Broadcasters are getting serious about HDTV, and for that we're all grateful. But some of them, and their sponsors, still don't get it.

If our local PBS station, KCET on Los Angeles, is any indication, PBS seems to be happy with standard definition widescreen DTV, with only one or two programs a night in full high definition. Perhaps a grant from one of those ubiquitous promotional ads that open virtually every show (PBS now has more advertising then Discovery HD) will do the trick. Or else more donations from "viewers like you."

While I'm picking on PBS, why does KCET state, on its website's high definition page, "For HD set owners whose cable providers aren't yet offering digital cable…" Listen up PBS, HDTV is digital, but digital cable, as it is generally defined by cable companies, is not the same thing as DTV or HDTV. With most cable providers, you must specifically request (and usually pay separately for) their DTV and HDTV service; you do not automatically get it if you sign up for "digital cable." That also applies to their premium stations. Just because you subscribe to HBO, for example, does not mean you will get HBO in high definition. You must specifically request the HD version—and generally pay extra for it, depending on the cable company.

Hey, TNT HD, your high def stuff looks great, but most of the time you're giving us standard definition, 4:3 programming stretched to a 16:9 aspect ratio (and not too artfully, either). Stretchy, standard def commercials, too! X-Files fans, in particular, take note. The X-Files DVDs (not among the best-look looking transfers) look better than TNT's fake high definition versions.

We're still well short of the day when all major sporting events are broadcast in high definition. And has anyone else noticed that most of those HD football broadcasts we do get are using edge enhancement on the long shots of the field from the press box? Medium shots and close-ups look great, but the custom of cranking up the sharpness on the full-field camera," a holdover from standard definition days, has got to go.

And you, over there, from ESPN. The HD you do looks great, but your attempt at decorative proscenium window boxes to dress up the still too-frequent standard definition broadcasts on your "high definition" channel merely reminds us that you need to invest in more HD equipment before you'll really deserve the name ESPN HD.

■ WHAT THE EXERCISE ASKS ■
Continue the commentary on HDTV broadcasting from its final sentence, keeping its voice and subject.

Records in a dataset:
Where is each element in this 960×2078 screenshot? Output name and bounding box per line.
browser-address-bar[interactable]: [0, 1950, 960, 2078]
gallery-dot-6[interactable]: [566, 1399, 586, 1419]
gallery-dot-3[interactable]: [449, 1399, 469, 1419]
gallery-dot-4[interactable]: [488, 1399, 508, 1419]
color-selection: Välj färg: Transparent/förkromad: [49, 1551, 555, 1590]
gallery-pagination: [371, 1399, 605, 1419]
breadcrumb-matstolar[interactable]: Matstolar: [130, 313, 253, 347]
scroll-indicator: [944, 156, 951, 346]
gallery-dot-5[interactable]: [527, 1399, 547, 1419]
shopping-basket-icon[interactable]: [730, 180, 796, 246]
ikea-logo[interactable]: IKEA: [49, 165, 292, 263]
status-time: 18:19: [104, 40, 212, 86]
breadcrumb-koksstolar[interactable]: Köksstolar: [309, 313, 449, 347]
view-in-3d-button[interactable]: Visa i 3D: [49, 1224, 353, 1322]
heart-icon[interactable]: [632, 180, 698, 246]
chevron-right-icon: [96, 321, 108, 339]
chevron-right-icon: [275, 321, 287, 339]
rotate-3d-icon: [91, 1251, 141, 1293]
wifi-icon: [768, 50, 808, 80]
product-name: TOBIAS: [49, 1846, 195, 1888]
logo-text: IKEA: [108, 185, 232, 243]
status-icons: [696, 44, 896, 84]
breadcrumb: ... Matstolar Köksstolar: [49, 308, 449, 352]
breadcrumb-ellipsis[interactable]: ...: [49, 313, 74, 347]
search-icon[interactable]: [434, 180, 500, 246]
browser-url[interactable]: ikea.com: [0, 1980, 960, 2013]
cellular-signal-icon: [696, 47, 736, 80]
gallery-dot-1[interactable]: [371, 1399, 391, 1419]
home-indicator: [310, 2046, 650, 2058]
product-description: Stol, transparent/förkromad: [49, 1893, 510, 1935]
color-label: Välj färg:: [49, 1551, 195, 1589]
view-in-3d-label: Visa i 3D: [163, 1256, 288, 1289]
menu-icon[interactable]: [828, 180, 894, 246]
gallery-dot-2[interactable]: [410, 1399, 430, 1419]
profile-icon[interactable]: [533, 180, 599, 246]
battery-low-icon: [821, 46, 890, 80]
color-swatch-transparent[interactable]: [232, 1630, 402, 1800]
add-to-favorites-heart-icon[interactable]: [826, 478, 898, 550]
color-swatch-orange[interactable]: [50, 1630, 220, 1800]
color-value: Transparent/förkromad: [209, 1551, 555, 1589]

■ OUTPUT ■
Please, HBO, it's time to stop panning and scanning your cablecasts of 2.35:1 films to 1.78:1 so they fill the screen. That nasty habit began when TV shops didn't want to deal with those nasty black bars. But your audience is, we hope, a bit more sophisticated than that. You have carried a few true widescreen presentations of such films recently. Start doing it all the time.

And to the major networks who are also doing this Pan & Scam trick. Your audience is perhaps more interested in a full screen than an accurate representation of the movie, but give it a try.

When are some of you smaller channels going to give HDTV a shot? In particular, the Sci-Fi channel, which currently broadcasts many widescreen series (my current fav Battlestar Galactica among them) that look embarrassingly worse on cable than on their DVDs.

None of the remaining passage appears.